How many lines of these entries include the string "setup"? State the number alone.

● **Data entries**
____
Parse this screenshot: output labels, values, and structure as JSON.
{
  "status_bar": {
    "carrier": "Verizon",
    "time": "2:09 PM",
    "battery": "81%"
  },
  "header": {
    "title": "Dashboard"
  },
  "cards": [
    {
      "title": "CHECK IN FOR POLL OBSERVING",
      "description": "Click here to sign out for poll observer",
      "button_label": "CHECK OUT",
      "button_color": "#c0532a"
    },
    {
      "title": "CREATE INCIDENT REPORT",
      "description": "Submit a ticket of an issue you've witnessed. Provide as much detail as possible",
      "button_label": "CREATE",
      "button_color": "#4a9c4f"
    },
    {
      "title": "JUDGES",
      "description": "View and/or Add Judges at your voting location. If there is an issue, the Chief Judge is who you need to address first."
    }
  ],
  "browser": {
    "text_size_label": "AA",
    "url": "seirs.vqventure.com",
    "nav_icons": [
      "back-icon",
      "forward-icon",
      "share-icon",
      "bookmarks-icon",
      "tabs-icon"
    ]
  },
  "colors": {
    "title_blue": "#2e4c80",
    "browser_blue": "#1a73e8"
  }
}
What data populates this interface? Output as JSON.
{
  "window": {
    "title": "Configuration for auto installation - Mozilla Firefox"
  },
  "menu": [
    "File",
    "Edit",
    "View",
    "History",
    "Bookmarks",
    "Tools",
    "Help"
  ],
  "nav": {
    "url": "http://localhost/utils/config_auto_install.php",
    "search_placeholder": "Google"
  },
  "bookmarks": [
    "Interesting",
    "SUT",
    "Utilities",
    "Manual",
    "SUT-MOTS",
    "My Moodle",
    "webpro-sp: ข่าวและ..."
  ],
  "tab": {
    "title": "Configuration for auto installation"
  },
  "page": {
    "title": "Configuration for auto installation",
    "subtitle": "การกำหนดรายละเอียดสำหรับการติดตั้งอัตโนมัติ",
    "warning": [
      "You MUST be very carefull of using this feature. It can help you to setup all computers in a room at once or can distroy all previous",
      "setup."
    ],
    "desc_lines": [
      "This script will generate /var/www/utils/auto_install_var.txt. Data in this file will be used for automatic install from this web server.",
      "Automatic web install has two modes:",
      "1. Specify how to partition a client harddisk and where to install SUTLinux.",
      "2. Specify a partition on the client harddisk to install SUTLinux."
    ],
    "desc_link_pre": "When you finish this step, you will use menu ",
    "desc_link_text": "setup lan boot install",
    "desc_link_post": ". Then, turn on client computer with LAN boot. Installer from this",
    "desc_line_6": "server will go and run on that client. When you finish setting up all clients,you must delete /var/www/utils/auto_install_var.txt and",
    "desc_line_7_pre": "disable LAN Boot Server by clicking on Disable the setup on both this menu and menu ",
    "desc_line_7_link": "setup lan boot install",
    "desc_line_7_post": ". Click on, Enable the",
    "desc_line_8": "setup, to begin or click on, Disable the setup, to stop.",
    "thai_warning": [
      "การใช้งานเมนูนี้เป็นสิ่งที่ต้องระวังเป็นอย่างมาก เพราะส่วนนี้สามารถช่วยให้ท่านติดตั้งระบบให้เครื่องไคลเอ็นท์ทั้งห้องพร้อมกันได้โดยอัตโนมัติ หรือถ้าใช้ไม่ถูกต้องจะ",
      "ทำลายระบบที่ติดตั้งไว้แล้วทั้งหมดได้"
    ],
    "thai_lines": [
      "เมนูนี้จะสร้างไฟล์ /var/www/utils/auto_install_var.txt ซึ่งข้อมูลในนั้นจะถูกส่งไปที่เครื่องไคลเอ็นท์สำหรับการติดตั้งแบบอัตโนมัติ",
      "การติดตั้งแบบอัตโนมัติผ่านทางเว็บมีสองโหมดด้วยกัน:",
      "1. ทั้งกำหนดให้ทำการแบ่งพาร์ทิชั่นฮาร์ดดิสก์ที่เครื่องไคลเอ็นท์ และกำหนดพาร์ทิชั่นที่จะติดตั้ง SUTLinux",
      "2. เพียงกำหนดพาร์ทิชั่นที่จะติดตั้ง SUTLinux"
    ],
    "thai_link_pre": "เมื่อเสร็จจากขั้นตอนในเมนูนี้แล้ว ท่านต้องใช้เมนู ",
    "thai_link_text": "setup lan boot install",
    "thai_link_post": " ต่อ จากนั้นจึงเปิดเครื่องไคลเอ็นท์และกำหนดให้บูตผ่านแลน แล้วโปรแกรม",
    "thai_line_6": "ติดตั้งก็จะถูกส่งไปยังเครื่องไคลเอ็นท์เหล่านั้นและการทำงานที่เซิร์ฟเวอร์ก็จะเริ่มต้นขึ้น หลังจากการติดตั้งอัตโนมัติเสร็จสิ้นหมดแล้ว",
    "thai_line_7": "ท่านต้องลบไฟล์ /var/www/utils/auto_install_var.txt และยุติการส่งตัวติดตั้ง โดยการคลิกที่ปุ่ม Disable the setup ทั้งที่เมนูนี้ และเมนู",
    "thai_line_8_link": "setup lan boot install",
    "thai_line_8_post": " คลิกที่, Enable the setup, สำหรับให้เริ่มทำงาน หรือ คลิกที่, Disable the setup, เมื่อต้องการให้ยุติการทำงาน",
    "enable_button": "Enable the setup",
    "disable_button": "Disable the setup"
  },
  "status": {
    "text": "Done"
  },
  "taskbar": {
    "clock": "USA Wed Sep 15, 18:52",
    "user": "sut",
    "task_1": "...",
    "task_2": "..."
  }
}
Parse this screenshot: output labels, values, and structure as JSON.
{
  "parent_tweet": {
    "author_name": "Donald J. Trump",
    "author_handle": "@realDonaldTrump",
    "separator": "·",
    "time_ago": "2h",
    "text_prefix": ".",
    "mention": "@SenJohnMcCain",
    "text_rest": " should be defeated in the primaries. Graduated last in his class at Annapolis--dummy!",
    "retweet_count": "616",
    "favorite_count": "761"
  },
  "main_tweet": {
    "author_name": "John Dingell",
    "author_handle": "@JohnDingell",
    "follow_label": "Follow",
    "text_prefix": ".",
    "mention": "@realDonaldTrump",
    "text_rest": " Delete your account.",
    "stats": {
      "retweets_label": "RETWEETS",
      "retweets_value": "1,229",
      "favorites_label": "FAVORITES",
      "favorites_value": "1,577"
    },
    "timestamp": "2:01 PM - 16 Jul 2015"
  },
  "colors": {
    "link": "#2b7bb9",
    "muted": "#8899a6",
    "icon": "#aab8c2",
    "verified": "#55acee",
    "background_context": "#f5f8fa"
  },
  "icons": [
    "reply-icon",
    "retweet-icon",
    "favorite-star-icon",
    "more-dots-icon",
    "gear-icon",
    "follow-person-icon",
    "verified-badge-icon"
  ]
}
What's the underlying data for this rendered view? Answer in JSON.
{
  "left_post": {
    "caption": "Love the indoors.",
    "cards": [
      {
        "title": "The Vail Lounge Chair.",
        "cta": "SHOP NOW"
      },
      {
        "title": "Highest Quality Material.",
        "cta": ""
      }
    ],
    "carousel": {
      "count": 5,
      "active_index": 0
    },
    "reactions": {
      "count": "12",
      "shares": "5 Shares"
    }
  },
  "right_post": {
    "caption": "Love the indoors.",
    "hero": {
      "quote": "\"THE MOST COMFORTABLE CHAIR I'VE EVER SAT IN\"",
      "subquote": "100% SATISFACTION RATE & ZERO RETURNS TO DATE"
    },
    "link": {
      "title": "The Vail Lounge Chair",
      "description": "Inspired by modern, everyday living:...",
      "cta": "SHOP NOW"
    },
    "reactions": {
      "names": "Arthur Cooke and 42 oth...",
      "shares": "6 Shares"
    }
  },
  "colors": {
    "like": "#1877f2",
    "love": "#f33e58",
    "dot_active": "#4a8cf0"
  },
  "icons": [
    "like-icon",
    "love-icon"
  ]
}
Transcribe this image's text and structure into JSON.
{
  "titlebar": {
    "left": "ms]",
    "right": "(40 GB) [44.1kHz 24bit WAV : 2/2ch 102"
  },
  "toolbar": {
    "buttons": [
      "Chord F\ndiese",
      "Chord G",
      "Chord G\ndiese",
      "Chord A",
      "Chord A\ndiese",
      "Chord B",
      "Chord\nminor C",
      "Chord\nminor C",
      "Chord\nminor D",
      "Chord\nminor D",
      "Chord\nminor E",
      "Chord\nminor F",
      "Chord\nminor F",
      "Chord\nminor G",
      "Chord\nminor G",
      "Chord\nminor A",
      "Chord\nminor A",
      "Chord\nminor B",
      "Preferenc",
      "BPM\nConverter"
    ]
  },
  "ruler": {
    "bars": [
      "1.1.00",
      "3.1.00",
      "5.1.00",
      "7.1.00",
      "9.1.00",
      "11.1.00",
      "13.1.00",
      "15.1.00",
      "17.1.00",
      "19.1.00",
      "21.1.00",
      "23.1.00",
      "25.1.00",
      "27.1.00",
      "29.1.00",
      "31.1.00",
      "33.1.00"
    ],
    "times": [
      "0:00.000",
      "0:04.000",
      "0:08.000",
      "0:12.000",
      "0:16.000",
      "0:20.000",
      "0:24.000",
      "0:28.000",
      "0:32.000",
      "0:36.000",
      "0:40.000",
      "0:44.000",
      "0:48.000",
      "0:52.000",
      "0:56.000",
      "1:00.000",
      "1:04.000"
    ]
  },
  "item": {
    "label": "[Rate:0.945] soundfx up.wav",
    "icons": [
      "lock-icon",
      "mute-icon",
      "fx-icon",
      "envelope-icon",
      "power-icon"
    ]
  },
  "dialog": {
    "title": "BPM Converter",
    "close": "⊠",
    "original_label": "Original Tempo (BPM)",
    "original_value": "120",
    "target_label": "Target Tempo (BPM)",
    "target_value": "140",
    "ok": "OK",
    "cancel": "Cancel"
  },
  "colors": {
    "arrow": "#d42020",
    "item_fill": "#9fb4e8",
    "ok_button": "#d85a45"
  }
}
____
● **FULL ANSWER**
12